GIVEN RECORDS:
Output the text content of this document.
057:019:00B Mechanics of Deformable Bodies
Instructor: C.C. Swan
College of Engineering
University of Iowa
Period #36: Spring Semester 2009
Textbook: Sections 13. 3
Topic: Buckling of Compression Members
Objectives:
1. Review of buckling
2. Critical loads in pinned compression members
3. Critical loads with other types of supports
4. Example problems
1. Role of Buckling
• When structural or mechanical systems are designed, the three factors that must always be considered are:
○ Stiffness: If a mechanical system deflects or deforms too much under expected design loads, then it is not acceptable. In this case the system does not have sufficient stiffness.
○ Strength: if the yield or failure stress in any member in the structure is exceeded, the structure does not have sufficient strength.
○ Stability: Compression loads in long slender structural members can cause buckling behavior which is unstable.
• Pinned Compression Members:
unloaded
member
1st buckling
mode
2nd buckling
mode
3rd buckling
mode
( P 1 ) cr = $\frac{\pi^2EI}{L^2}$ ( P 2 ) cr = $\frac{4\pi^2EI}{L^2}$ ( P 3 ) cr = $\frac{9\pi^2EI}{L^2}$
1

REQUIREMENTS: Copy out each line exactly.

WRITTEN RESPONSE:
Output the text content of this document.
057:019:00B Mechanics of Deformable Bodies
Instructor: C.C. Swan
College of Engineering
University of Iowa
Period #36: Spring Semester 2009
Textbook: Sections 13. 3
Topic: Buckling of Compression Members
Objectives:
1. Review of buckling
2. Critical loads in pinned compression members
3. Critical loads with other types of supports
4. Example problems
1. Role of Buckling
• When structural or mechanical systems are designed, the three factors that must always be considered are:
○ Stiffness: If a mechanical system deflects or deforms too much under expected design loads, then it is not acceptable. In this case the system does not have sufficient stiffness.
○ Strength: if the yield or failure stress in any member in the structure is exceeded, the structure does not have sufficient strength.
○ Stability: Compression loads in long slender structural members can cause buckling behavior which is unstable.
• Pinned Compression Members:
unloaded
member
1st buckling
mode
2nd buckling
mode
3rd buckling
mode
( P 1 ) cr = $\frac{\pi^2EI}{L^2}$ ( P 2 ) cr = $\frac{4\pi^2EI}{L^2}$ ( P 3 ) cr = $\frac{9\pi^2EI}{L^2}$
1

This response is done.